■ **AIM OF THE EXERCISE**: Output the material below in full, exactly as it is.

Data records:
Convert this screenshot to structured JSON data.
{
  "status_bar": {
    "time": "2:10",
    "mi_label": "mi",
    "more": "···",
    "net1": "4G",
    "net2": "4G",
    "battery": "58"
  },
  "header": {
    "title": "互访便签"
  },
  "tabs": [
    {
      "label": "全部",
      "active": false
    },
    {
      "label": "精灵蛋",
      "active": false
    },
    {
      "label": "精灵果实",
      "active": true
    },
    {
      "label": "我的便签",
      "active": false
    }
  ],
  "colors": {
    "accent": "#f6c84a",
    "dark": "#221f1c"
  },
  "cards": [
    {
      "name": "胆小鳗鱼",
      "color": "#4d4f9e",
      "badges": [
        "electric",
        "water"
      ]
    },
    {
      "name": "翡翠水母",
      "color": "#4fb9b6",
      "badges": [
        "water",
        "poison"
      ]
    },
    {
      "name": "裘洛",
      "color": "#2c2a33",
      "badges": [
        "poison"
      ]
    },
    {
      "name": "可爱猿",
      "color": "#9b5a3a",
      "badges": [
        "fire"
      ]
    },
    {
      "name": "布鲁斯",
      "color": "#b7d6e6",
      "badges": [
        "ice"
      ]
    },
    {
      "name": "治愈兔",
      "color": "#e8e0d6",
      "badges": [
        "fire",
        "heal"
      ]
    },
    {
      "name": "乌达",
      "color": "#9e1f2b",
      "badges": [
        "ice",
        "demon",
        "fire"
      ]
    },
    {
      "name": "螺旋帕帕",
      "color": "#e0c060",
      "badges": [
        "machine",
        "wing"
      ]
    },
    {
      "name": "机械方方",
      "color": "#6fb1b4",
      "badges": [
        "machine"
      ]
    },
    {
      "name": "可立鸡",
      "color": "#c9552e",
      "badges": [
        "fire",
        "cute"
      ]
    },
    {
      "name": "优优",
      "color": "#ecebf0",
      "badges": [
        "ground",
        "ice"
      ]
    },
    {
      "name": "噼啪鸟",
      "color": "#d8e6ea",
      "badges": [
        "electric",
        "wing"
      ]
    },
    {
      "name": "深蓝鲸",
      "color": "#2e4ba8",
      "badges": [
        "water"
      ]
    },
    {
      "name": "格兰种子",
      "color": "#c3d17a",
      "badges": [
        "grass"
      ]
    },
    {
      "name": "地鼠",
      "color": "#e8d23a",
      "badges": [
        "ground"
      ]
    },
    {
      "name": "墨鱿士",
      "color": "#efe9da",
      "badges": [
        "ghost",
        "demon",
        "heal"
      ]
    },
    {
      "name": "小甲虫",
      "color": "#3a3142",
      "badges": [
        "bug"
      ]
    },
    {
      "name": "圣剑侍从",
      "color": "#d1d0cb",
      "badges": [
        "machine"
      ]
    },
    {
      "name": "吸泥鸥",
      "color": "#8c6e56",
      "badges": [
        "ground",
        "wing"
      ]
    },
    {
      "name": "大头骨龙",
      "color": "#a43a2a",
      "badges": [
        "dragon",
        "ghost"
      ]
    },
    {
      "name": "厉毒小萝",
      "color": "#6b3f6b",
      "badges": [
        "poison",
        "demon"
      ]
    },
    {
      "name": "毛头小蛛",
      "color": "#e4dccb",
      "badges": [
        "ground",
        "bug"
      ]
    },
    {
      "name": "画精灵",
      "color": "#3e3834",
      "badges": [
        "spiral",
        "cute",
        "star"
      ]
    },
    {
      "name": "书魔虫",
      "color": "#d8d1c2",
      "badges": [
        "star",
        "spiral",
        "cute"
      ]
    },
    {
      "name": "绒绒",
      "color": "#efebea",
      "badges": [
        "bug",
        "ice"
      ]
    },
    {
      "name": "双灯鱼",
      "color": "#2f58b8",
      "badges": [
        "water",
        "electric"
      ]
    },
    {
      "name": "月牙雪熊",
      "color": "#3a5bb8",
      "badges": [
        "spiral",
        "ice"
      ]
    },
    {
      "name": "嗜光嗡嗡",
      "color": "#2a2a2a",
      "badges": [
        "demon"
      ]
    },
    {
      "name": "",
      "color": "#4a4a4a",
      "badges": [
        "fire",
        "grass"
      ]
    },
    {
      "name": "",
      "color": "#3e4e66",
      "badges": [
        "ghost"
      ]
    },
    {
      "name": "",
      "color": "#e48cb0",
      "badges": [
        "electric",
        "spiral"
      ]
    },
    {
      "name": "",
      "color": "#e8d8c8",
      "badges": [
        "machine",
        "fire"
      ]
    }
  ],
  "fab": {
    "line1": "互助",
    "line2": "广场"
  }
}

■ **RESULT FOR THIS TASK**:
Convert this screenshot to structured JSON data.
{
  "status_bar": {
    "time": "2:10",
    "mi_label": "mi",
    "more": "···",
    "net1": "4G",
    "net2": "4G",
    "battery": "58"
  },
  "header": {
    "title": "互访便签"
  },
  "tabs": [
    {
      "label": "全部",
      "active": false
    },
    {
      "label": "精灵蛋",
      "active": false
    },
    {
      "label": "精灵果实",
      "active": true
    },
    {
      "label": "我的便签",
      "active": false
    }
  ],
  "colors": {
    "accent": "#f6c84a",
    "dark": "#221f1c"
  },
  "cards": [
    {
      "name": "胆小鳗鱼",
      "color": "#4d4f9e",
      "badges": [
        "electric",
        "water"
      ]
    },
    {
      "name": "翡翠水母",
      "color": "#4fb9b6",
      "badges": [
        "water",
        "poison"
      ]
    },
    {
      "name": "裘洛",
      "color": "#2c2a33",
      "badges": [
        "poison"
      ]
    },
    {
      "name": "可爱猿",
      "color": "#9b5a3a",
      "badges": [
        "fire"
      ]
    },
    {
      "name": "布鲁斯",
      "color": "#b7d6e6",
      "badges": [
        "ice"
      ]
    },
    {
      "name": "治愈兔",
      "color": "#e8e0d6",
      "badges": [
        "fire",
        "heal"
      ]
    },
    {
      "name": "乌达",
      "color": "#9e1f2b",
      "badges": [
        "ice",
        "demon",
        "fire"
      ]
    },
    {
      "name": "螺旋帕帕",
      "color": "#e0c060",
      "badges": [
        "machine",
        "wing"
      ]
    },
    {
      "name": "机械方方",
      "color": "#6fb1b4",
      "badges": [
        "machine"
      ]
    },
    {
      "name": "可立鸡",
      "color": "#c9552e",
      "badges": [
        "fire",
        "cute"
      ]
    },
    {
      "name": "优优",
      "color": "#ecebf0",
      "badges": [
        "ground",
        "ice"
      ]
    },
    {
      "name": "噼啪鸟",
      "color": "#d8e6ea",
      "badges": [
        "electric",
        "wing"
      ]
    },
    {
      "name": "深蓝鲸",
      "color": "#2e4ba8",
      "badges": [
        "water"
      ]
    },
    {
      "name": "格兰种子",
      "color": "#c3d17a",
      "badges": [
        "grass"
      ]
    },
    {
      "name": "地鼠",
      "color": "#e8d23a",
      "badges": [
        "ground"
      ]
    },
    {
      "name": "墨鱿士",
      "color": "#efe9da",
      "badges": [
        "ghost",
        "demon",
        "heal"
      ]
    },
    {
      "name": "小甲虫",
      "color": "#3a3142",
      "badges": [
        "bug"
      ]
    },
    {
      "name": "圣剑侍从",
      "color": "#d1d0cb",
      "badges": [
        "machine"
      ]
    },
    {
      "name": "吸泥鸥",
      "color": "#8c6e56",
      "badges": [
        "ground",
        "wing"
      ]
    },
    {
      "name": "大头骨龙",
      "color": "#a43a2a",
      "badges": [
        "dragon",
        "ghost"
      ]
    },
    {
      "name": "厉毒小萝",
      "color": "#6b3f6b",
      "badges": [
        "poison",
        "demon"
      ]
    },
    {
      "name": "毛头小蛛",
      "color": "#e4dccb",
      "badges": [
        "ground",
        "bug"
      ]
    },
    {
      "name": "画精灵",
      "color": "#3e3834",
      "badges": [
        "spiral",
        "cute",
        "star"
      ]
    },
    {
      "name": "书魔虫",
      "color": "#d8d1c2",
      "badges": [
        "star",
        "spiral",
        "cute"
      ]
    },
    {
      "name": "绒绒",
      "color": "#efebea",
      "badges": [
        "bug",
        "ice"
      ]
    },
    {
      "name": "双灯鱼",
      "color": "#2f58b8",
      "badges": [
        "water",
        "electric"
      ]
    },
    {
      "name": "月牙雪熊",
      "color": "#3a5bb8",
      "badges": [
        "spiral",
        "ice"
      ]
    },
    {
      "name": "嗜光嗡嗡",
      "color": "#2a2a2a",
      "badges": [
        "demon"
      ]
    },
    {
      "name": "",
      "color": "#4a4a4a",
      "badges": [
        "fire",
        "grass"
      ]
    },
    {
      "name": "",
      "color": "#3e4e66",
      "badges": [
        "ghost"
      ]
    },
    {
      "name": "",
      "color": "#e48cb0",
      "badges": [
        "electric",
        "spiral"
      ]
    },
    {
      "name": "",
      "color": "#e8d8c8",
      "badges": [
        "machine",
        "fire"
      ]
    }
  ],
  "fab": {
    "line1": "互助",
    "line2": "广场"
  }
}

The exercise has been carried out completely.